Key Takeaways
- Cohere Tiny Aya packs 3.35 billion parameters and supports 70+ languages including Hindi, Tamil, Bengali, and Marathi
- Five variants Base, Global, Earth, Fire, Water each optimized for a specific regional or deployment context
- Runs entirely offline on standard laptops and phones; no internet or cloud subscription required
- Outperforms Gemma 3-4B and Qwen 3-4B on low-resource language benchmarks (GlobalMGSM)
Most AI models demand English fluency, stable broadband, and a cloud server to function. Cohere’s Tiny Aya removes all three requirements at once. Launched February 17, 2026, at the India AI Summit, this open-weight model runs 70+ languages fully offline on a standard laptop, no internet required. What the specs, benchmark results, and real deployment data actually show is more consequential than the announcement itself.
What Is Cohere Tiny Aya?

-=-=-=-=-

* [Problems to work on]
• 1. Summarize the Tiny Aya article in two sentences.
• 2. Write the next part of the Tiny Aya article, picking up right after its final line.

-=-=-=-=-

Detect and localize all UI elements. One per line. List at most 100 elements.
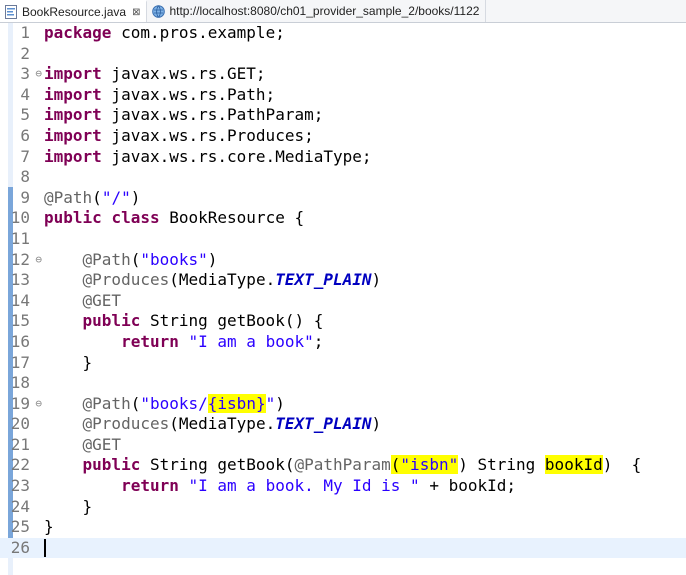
code-line: 15 public String getBook() { (0, 311, 686, 332)
code-text: } (82, 352, 93, 372)
code-line: 8 (0, 167, 686, 188)
keyword: return (121, 476, 179, 496)
line-number: 12 ⊖ (10, 249, 42, 269)
line-number: 9 (20, 187, 30, 207)
string-literal: "I am a book" (188, 331, 314, 351)
code-line: 10 public class BookResource { (0, 208, 686, 229)
code-line: 1 package com.pros.example; (0, 23, 686, 44)
code-text: javax.ws.rs.Path; (101, 84, 276, 104)
line-number: 8 (20, 167, 30, 187)
code-text: javax.ws.rs.core.MediaType; (101, 146, 372, 166)
code-line: 17 } (0, 353, 686, 374)
line-number: 10 (10, 208, 30, 228)
current-line[interactable]: 26 (0, 537, 686, 559)
highlighted-variable: bookId (544, 455, 603, 475)
line-number: 1 (20, 23, 30, 42)
string-literal: "books/ (140, 393, 208, 413)
code-editor[interactable]: 1 package com.pros.example; 2 3 ⊖ import … (0, 23, 686, 575)
java-file-icon (4, 5, 18, 19)
close-icon[interactable]: ⊠ (132, 7, 140, 18)
code-line: 20 @Produces(MediaType.TEXT_PLAIN) (0, 414, 686, 435)
text-cursor (44, 539, 46, 558)
keyword: public (82, 311, 141, 331)
annotation: @Path (82, 249, 131, 269)
line-number: 20 (10, 414, 30, 434)
line-number: 26 (10, 537, 30, 557)
code-line: 14 @GET (0, 291, 686, 312)
keyword: import (44, 125, 102, 145)
code-line: 6 import javax.ws.rs.Produces; (0, 126, 686, 147)
line-number: 22 (10, 455, 30, 475)
keyword: public (82, 455, 141, 475)
code-text: + bookId; (419, 476, 517, 496)
line-number: 19 ⊖ (10, 393, 42, 413)
code-line: 22 public String getBook(@PathParam("isb… (0, 455, 686, 476)
line-number: 16 (10, 331, 30, 351)
line-number: 2 (20, 43, 30, 63)
code-text: String getBook( (140, 455, 295, 475)
line-number: 13 (10, 270, 30, 290)
constant: TEXT_PLAIN (275, 270, 372, 290)
line-number: 14 (10, 290, 30, 310)
line-number: 21 (10, 434, 30, 454)
line-number: 25 (10, 517, 30, 537)
code-text: javax.ws.rs.PathParam; (101, 105, 324, 125)
annotation: @Produces (82, 270, 170, 290)
annotation: @Produces (82, 414, 170, 434)
keyword: import (44, 84, 102, 104)
code-text: BookResource { (159, 208, 305, 228)
fold-toggle-icon[interactable]: ⊖ (35, 394, 42, 415)
code-line: 9 @Path("/") (0, 188, 686, 209)
line-number: 7 (20, 146, 30, 166)
line-number: 18 (10, 373, 30, 393)
keyword: package (44, 23, 112, 42)
code-line: 4 import javax.ws.rs.Path; (0, 85, 686, 106)
line-number: 5 (20, 105, 30, 125)
line-number: 3 ⊖ (20, 64, 42, 84)
code-text: javax.ws.rs.Produces; (101, 125, 314, 145)
line-number: 11 (10, 228, 30, 248)
line-number: 24 (10, 496, 30, 516)
code-line: 19 ⊖ @Path("books/{isbn}") (0, 393, 686, 415)
code-line: 23 return "I am a book. My Id is " + boo… (0, 476, 686, 497)
line-number: 4 (20, 84, 30, 104)
line-number: 6 (20, 125, 30, 145)
code-line: 12 ⊖ @Path("books") (0, 250, 686, 271)
annotation: @Path (44, 187, 93, 207)
code-line: 16 return "I am a book"; (0, 332, 686, 353)
tab-label: http://localhost:8080/ch01_provider_samp… (169, 4, 480, 18)
code-text: com.pros.example; (111, 23, 285, 42)
tab-bookresource-java[interactable]: BookResource.java ⊠ (0, 0, 148, 22)
keyword: return (121, 331, 179, 351)
code-line: 2 (0, 44, 686, 65)
fold-toggle-icon[interactable]: ⊖ (35, 64, 42, 85)
string-literal: "books" (140, 249, 208, 269)
code-line: 21 @GET (0, 435, 686, 456)
constant: TEXT_PLAIN (275, 414, 372, 434)
editor-tab-bar: BookResource.java ⊠ http://localhost:808… (0, 0, 686, 23)
tab-label: BookResource.java (22, 5, 127, 19)
line-number: 23 (10, 476, 30, 496)
code-line: 13 @Produces(MediaType.TEXT_PLAIN) (0, 270, 686, 291)
keyword: import (44, 64, 102, 84)
highlighted-placeholder: {isbn} (207, 393, 266, 413)
tab-browser-url[interactable]: http://localhost:8080/ch01_provider_samp… (147, 0, 487, 22)
fold-toggle-icon[interactable]: ⊖ (35, 250, 42, 271)
string-literal: "I am a book. My Id is " (188, 476, 420, 496)
code-line: 11 (0, 229, 686, 250)
code-text: } (82, 496, 93, 516)
keyword: class (111, 208, 160, 228)
annotation: @GET (82, 434, 122, 454)
annotation: @GET (82, 290, 122, 310)
code-line: 18 (0, 373, 686, 394)
keyword: import (44, 146, 102, 166)
keyword: public (44, 208, 102, 228)
code-line: 24 } (0, 497, 686, 518)
keyword: import (44, 105, 102, 125)
code-text: String getBook() { (140, 311, 324, 331)
annotation: @PathParam (294, 455, 391, 475)
code-text: javax.ws.rs.GET; (101, 64, 266, 84)
code-text: } (44, 517, 54, 537)
string-literal: "/" (101, 187, 131, 207)
highlighted-string: "isbn" (400, 455, 459, 475)
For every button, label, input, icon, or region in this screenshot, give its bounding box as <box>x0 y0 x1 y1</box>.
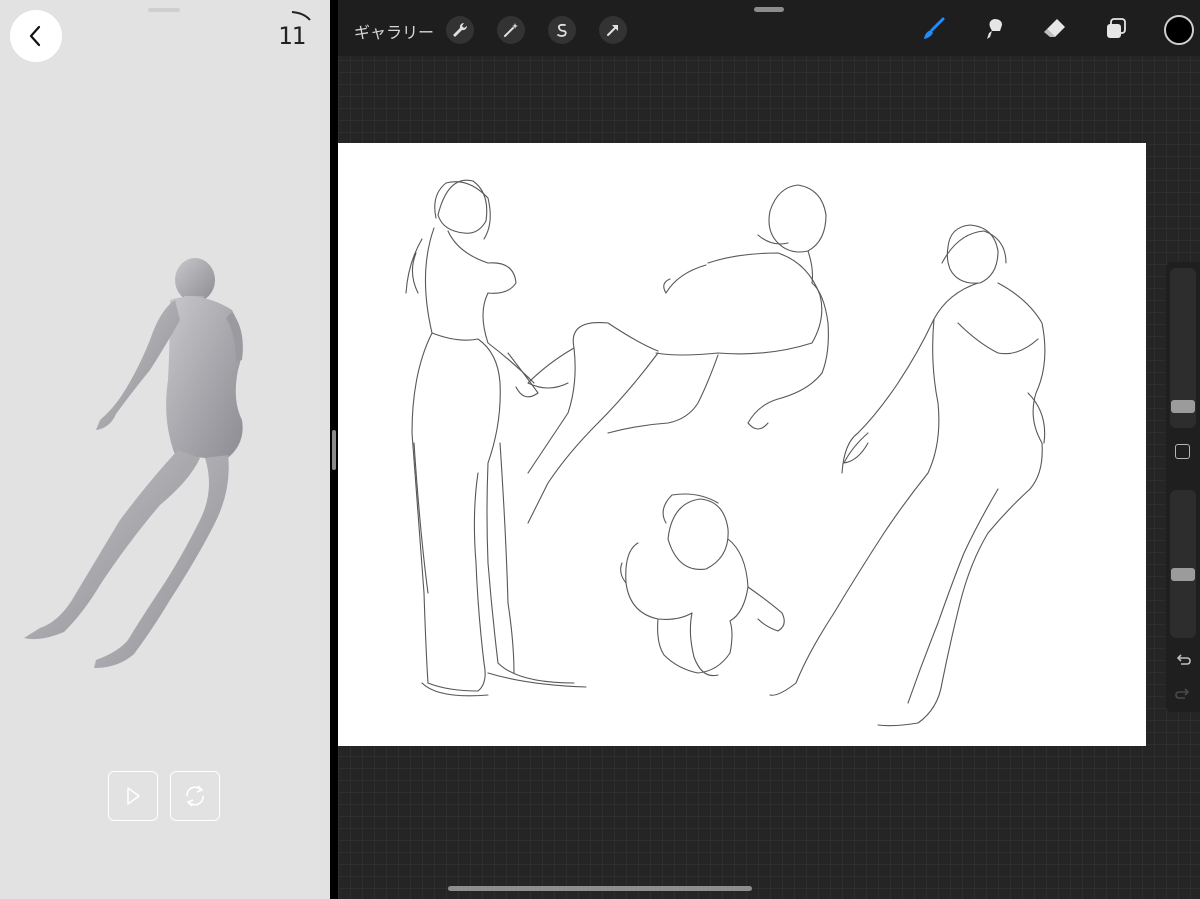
transform-button[interactable] <box>599 16 627 44</box>
split-view-handle[interactable] <box>332 430 336 470</box>
drawing-canvas[interactable] <box>338 143 1146 746</box>
panel-grabber[interactable] <box>148 8 180 12</box>
selection-icon <box>557 23 567 37</box>
drawing-app: ギャラリー <box>338 0 1200 899</box>
smudge-icon <box>987 19 1002 39</box>
modify-button[interactable] <box>1175 444 1190 459</box>
brush-sidebar <box>1166 262 1200 712</box>
selection-button[interactable] <box>548 16 576 44</box>
reference-panel: 11 <box>0 0 330 899</box>
color-picker[interactable] <box>1164 15 1194 45</box>
chevron-left-icon <box>29 25 41 47</box>
brush-tool[interactable] <box>918 14 948 44</box>
actions-button[interactable] <box>446 16 474 44</box>
opacity-knob[interactable] <box>1171 568 1195 581</box>
back-button[interactable] <box>10 10 62 62</box>
brush-size-slider[interactable] <box>1170 268 1196 428</box>
eraser-icon <box>1044 19 1065 37</box>
wrench-icon <box>453 22 468 37</box>
brush-size-knob[interactable] <box>1171 400 1195 413</box>
repeat-icon <box>186 785 204 807</box>
adjustments-button[interactable] <box>497 16 525 44</box>
magic-wand-icon <box>504 23 518 37</box>
gallery-button[interactable]: ギャラリー <box>354 19 434 43</box>
layers-button[interactable] <box>1101 14 1131 44</box>
top-grabber[interactable] <box>754 7 784 12</box>
smudge-tool[interactable] <box>979 14 1009 44</box>
play-icon <box>127 787 140 805</box>
timer-value: 11 <box>278 22 306 50</box>
play-button[interactable] <box>108 771 158 821</box>
opacity-slider[interactable] <box>1170 490 1196 638</box>
transform-arrow-icon <box>607 25 618 36</box>
redo-icon[interactable] <box>1174 686 1192 704</box>
pose-timer: 11 <box>278 8 318 50</box>
layers-icon <box>1107 18 1126 38</box>
top-toolbar: ギャラリー <box>338 0 1200 56</box>
loop-button[interactable] <box>170 771 220 821</box>
home-indicator[interactable] <box>448 886 752 891</box>
brush-icon <box>924 17 945 39</box>
undo-icon[interactable] <box>1174 652 1192 670</box>
eraser-tool[interactable] <box>1040 14 1070 44</box>
3d-figure-model[interactable] <box>0 240 330 690</box>
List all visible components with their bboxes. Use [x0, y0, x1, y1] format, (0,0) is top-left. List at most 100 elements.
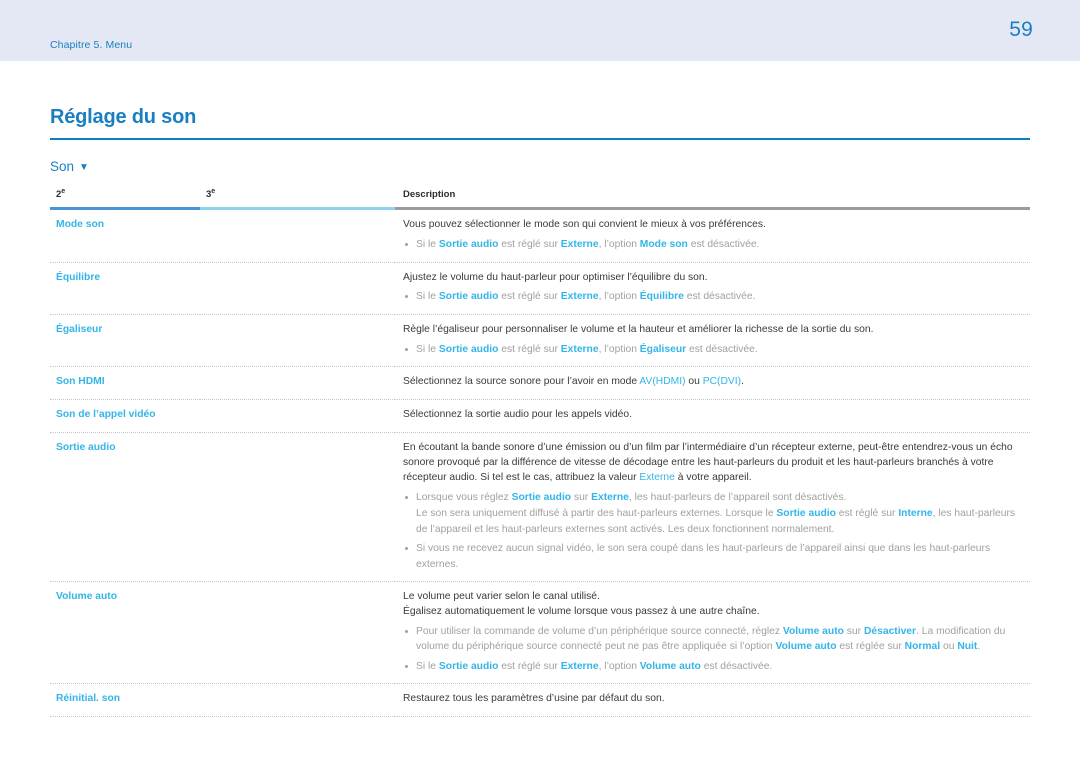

-=-=-=-=-

* [Responses to the tasks]
• 1. Cohere's Tiny Aya is an open-weight model with 3.35 billion parameters that supports more than 70 languages, including Hindi, Tamil, Bengali, and Marathi, and runs fully offline on standard laptops and phones with no internet or cloud subscription. Launched February 17, 2026, at the India AI Summit, it comes in five variants (Base, Global, Earth, Fire, and Water), each optimized for a specific regional or deployment context, and it outperforms Gemma 3-4B and Qwen 3-4B on low-resource language benchmarks.

• 2.
Cohere Labs Cohere’s dedicated research division released Tiny Aya on February 17, 2026, as a family of open-weight small language models. The base model contains 3.35 billion parameters and handles more than 70 languages, with particular strength in underserved regional languages across Africa, South Asia, Asia-Pacific, West Asia, and Europe. The term “open-weight” means the model’s underlying code and weights are publicly available for anyone to use and modify.
Tiny Aya was built specifically to run on consumer hardware without an internet connection. Cohere engineered the underlying software to require less computing power than most comparable models, making offline translation and local language applications viable even on everyday devices. A technical report detailing the full training methodology is forthcoming from Cohere.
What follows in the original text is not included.